## start Data for the task

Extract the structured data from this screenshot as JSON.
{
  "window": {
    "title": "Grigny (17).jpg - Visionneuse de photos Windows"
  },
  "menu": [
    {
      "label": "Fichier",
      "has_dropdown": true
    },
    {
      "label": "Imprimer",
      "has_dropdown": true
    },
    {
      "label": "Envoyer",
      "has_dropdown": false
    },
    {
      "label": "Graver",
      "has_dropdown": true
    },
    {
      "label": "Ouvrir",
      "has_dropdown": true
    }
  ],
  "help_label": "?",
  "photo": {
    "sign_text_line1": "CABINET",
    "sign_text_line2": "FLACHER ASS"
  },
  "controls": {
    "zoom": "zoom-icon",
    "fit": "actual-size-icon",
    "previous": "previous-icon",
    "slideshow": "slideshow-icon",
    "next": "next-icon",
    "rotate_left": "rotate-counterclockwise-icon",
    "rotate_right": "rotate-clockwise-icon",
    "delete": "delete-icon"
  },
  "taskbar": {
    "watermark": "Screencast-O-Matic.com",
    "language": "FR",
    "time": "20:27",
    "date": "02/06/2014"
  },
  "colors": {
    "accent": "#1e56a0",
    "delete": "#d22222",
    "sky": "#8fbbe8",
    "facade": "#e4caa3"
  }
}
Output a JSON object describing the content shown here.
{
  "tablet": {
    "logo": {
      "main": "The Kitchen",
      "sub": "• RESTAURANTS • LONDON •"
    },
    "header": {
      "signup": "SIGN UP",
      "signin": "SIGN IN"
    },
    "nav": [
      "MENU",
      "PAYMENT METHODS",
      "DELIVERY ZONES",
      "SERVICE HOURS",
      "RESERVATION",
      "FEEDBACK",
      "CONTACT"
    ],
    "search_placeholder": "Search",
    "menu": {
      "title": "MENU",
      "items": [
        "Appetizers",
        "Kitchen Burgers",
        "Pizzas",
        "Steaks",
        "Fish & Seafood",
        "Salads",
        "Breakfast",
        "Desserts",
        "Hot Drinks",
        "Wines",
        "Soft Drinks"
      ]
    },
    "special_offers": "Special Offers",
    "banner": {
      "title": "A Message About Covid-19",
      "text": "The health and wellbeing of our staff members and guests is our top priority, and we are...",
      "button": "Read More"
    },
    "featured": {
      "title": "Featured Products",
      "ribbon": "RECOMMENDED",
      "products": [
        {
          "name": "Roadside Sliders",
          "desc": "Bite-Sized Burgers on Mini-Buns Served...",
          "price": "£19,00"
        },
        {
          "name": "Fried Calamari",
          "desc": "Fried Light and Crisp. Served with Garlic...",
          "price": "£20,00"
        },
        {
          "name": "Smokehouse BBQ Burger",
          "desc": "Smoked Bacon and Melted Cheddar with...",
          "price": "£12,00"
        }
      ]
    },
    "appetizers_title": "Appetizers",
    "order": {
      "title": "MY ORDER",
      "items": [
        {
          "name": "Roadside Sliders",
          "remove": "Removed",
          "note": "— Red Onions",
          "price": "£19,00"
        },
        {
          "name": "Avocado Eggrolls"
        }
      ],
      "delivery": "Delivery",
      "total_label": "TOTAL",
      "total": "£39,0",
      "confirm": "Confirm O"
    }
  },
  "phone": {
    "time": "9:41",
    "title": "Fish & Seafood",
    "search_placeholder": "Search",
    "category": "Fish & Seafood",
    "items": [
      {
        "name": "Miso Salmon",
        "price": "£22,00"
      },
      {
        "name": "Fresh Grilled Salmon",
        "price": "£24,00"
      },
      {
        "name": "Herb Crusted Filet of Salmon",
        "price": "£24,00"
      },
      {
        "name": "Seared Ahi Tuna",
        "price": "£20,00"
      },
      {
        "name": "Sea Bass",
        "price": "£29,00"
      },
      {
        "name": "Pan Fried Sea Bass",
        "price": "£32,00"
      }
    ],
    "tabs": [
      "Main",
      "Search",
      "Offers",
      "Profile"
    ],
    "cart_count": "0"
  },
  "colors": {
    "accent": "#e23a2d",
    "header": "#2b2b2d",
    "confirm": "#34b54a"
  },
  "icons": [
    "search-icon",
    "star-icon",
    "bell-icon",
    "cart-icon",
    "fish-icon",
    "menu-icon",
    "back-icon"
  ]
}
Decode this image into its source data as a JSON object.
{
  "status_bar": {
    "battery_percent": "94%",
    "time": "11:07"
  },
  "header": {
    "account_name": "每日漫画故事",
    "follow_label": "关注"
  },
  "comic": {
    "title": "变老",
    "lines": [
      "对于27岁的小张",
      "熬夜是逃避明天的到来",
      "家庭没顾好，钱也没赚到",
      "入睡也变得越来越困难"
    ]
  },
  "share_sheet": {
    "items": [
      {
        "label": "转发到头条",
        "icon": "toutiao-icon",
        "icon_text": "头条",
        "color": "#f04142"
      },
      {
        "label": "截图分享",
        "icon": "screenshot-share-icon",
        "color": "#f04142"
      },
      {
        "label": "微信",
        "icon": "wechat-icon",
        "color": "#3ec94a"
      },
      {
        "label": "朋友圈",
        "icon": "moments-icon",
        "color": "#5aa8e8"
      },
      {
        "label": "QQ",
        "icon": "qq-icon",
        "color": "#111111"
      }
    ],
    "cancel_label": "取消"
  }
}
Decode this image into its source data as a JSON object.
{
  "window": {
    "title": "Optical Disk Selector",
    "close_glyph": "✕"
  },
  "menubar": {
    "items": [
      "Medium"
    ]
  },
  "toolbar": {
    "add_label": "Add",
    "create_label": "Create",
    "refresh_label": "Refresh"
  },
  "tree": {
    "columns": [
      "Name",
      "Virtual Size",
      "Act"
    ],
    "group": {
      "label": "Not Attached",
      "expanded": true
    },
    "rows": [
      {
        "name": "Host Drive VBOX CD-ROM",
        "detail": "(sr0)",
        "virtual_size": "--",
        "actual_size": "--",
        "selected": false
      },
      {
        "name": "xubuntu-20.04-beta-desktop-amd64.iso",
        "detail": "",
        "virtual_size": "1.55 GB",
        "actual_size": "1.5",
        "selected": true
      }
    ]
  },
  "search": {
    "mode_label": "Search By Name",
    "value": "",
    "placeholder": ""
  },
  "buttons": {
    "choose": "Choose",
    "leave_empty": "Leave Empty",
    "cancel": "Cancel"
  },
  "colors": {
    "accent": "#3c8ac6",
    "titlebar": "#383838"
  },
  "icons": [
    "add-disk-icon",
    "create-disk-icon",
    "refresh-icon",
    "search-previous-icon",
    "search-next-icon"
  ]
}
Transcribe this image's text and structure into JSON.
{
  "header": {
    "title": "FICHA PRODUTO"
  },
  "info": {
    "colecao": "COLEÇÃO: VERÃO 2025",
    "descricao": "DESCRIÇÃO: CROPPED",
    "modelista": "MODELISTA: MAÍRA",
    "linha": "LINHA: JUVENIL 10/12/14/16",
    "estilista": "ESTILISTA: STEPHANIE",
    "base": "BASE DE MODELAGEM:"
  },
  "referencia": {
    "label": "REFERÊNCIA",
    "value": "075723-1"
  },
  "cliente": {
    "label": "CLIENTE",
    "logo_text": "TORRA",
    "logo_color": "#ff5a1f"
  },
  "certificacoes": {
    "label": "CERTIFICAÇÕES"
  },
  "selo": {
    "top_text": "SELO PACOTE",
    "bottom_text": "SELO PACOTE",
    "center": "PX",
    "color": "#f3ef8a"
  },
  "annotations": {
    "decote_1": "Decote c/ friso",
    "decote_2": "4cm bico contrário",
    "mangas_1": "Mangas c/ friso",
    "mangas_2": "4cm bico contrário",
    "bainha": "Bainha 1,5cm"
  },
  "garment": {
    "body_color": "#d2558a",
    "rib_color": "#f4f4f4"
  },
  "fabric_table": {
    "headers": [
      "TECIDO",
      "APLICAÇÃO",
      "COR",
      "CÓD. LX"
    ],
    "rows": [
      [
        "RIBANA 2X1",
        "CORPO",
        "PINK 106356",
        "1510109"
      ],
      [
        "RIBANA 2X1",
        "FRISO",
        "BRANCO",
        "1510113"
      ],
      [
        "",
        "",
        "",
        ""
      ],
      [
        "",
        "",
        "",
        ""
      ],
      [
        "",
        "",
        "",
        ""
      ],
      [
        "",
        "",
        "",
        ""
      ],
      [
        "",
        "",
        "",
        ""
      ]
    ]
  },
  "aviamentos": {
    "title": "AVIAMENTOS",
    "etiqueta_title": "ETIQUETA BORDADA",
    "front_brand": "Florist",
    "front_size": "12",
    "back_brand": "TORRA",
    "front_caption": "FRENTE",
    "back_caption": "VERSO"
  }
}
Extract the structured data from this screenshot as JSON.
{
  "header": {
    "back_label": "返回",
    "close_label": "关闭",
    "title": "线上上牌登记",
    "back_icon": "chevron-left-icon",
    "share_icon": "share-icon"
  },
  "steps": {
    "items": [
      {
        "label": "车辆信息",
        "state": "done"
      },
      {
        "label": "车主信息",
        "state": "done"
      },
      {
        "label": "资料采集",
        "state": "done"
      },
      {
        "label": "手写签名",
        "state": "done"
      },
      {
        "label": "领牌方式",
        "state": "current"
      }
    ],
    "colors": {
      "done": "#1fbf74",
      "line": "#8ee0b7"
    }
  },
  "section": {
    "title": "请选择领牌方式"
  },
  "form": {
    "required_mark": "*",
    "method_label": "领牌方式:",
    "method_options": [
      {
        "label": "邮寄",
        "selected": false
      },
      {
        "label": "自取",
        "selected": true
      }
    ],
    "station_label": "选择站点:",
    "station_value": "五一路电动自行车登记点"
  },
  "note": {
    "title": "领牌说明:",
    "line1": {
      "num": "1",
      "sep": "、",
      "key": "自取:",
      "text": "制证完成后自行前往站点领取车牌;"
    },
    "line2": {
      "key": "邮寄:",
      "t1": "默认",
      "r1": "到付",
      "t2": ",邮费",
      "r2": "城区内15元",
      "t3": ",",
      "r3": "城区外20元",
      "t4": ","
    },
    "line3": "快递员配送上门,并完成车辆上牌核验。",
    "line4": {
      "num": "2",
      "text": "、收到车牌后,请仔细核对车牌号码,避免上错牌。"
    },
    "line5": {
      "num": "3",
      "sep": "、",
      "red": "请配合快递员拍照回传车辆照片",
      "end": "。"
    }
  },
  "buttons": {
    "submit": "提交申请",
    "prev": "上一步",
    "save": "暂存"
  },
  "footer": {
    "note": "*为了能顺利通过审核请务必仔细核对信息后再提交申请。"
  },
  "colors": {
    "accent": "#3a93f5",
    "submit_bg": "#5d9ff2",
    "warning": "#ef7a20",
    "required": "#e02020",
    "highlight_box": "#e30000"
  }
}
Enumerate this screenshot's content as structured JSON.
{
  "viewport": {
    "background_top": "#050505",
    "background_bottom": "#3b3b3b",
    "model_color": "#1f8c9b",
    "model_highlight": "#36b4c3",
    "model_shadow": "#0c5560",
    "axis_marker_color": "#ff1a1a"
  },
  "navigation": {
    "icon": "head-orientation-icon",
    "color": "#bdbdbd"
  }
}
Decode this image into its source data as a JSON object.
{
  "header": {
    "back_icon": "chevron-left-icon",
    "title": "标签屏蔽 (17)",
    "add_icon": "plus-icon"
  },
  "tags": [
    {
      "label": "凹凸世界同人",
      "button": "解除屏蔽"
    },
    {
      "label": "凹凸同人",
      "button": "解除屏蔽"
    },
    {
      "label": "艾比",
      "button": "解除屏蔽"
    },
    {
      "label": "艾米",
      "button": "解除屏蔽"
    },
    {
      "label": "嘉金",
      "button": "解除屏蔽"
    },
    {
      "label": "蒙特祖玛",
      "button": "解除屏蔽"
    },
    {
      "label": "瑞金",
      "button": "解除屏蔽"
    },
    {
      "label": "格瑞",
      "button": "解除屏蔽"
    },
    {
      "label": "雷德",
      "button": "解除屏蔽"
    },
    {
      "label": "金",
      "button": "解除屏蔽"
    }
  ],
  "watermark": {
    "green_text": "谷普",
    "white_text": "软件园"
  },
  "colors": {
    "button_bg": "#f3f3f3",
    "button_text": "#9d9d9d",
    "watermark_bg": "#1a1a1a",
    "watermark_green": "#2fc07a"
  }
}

## end Data for the task

_Task requirements_
Identify every line above that includes the word "previous", and show those lines.

_Response to this task_
    "previous": "previous-icon",
    "search-previous-icon",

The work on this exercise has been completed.